### Dataset entries on figures
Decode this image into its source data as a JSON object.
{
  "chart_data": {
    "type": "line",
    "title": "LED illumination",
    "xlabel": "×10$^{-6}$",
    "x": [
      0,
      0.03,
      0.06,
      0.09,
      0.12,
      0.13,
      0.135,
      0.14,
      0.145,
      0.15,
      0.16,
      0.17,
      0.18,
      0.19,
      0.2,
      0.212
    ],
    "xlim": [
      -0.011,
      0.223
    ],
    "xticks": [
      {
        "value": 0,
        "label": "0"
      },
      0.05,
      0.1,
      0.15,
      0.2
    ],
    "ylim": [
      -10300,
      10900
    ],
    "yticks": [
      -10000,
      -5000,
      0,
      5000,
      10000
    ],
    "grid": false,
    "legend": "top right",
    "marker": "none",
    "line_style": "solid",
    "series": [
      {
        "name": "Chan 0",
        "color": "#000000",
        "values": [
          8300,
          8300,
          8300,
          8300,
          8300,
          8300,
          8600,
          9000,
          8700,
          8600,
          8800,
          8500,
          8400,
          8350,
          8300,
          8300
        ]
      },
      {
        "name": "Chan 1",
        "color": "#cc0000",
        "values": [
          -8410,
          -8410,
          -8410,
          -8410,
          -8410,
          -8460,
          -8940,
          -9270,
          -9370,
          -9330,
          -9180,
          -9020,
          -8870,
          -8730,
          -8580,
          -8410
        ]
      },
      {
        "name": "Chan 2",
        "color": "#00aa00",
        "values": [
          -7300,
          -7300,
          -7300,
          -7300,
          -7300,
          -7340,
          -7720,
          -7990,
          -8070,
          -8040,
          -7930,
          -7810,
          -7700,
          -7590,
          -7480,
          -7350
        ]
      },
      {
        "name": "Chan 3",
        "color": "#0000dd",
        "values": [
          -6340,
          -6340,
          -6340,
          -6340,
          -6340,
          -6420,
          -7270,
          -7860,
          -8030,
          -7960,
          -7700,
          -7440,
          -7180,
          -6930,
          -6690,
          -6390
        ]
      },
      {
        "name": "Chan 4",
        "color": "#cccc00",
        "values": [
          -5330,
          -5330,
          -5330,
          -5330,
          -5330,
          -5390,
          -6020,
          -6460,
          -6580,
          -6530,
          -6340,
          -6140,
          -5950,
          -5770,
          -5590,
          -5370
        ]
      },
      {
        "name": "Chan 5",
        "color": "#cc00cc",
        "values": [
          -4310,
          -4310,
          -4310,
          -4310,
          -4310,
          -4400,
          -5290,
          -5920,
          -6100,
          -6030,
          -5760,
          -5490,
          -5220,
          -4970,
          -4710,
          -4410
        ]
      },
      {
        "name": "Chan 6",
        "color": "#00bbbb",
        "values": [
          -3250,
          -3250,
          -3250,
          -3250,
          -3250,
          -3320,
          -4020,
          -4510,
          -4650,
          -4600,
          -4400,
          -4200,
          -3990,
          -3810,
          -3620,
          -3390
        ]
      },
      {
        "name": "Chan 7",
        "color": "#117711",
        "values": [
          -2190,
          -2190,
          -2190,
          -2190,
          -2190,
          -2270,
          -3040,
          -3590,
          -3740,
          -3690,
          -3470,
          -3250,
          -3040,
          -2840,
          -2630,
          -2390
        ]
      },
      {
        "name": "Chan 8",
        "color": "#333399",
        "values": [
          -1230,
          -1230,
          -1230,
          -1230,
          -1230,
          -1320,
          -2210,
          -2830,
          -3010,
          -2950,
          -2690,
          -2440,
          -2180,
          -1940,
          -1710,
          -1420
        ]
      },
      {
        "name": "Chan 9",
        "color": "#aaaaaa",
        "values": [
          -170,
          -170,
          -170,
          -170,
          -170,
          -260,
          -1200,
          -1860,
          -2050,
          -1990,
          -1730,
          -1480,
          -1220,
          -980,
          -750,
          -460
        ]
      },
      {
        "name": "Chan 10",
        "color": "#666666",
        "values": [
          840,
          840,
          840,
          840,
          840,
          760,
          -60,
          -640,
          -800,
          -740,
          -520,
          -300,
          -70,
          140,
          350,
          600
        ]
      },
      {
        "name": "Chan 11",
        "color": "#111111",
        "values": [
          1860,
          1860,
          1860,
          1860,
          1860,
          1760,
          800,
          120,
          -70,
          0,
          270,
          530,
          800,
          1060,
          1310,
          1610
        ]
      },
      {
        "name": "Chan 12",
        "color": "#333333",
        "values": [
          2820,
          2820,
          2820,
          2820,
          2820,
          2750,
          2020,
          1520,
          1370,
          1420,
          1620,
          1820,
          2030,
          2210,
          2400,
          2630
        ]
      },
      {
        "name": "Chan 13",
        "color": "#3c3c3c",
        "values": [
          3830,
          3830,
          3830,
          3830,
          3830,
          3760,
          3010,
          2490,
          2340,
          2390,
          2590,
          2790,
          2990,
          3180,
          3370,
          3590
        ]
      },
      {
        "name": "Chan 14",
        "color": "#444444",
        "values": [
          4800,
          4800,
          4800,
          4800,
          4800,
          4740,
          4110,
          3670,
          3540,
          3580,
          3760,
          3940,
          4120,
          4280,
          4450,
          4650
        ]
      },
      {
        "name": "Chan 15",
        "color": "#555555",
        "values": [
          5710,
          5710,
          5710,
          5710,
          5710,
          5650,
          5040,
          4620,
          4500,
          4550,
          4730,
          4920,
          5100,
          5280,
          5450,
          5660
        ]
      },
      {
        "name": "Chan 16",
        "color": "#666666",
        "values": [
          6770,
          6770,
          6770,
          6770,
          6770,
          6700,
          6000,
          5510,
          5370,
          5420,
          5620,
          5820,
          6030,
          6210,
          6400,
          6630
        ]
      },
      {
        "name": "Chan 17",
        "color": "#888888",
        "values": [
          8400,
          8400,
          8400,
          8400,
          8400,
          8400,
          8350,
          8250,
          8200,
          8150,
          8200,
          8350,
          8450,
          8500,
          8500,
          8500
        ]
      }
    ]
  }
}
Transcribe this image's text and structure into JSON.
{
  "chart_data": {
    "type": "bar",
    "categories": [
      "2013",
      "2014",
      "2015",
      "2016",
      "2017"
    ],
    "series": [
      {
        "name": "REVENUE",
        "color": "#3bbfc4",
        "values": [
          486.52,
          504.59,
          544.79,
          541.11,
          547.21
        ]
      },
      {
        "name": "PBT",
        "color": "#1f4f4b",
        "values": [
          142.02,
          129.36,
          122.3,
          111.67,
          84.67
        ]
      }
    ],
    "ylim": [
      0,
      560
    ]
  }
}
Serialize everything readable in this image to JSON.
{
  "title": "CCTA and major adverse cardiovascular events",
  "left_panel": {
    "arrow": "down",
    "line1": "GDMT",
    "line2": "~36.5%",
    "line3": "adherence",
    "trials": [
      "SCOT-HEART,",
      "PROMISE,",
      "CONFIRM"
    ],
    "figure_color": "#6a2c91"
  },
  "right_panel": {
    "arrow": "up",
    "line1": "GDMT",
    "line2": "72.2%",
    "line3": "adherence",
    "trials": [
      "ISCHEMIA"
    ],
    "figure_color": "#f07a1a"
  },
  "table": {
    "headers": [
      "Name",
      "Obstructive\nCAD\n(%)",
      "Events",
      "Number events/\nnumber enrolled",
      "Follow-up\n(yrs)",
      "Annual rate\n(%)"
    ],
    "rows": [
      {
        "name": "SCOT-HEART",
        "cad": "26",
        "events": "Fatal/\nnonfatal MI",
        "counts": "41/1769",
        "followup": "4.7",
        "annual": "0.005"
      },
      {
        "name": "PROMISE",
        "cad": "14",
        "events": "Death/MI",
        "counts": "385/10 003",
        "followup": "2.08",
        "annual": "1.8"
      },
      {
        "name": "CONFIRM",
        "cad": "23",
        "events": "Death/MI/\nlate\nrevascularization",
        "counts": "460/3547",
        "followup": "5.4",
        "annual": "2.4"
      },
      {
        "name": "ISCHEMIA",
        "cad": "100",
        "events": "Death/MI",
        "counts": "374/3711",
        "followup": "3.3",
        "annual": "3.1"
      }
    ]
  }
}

### THE PROBLEM
Show every line from the entries above in which "this" appears.

### TASK OUTPUT
Decode this image into its source data as a JSON object.
Transcribe this image's text and structure into JSON.
Serialize everything readable in this image to JSON.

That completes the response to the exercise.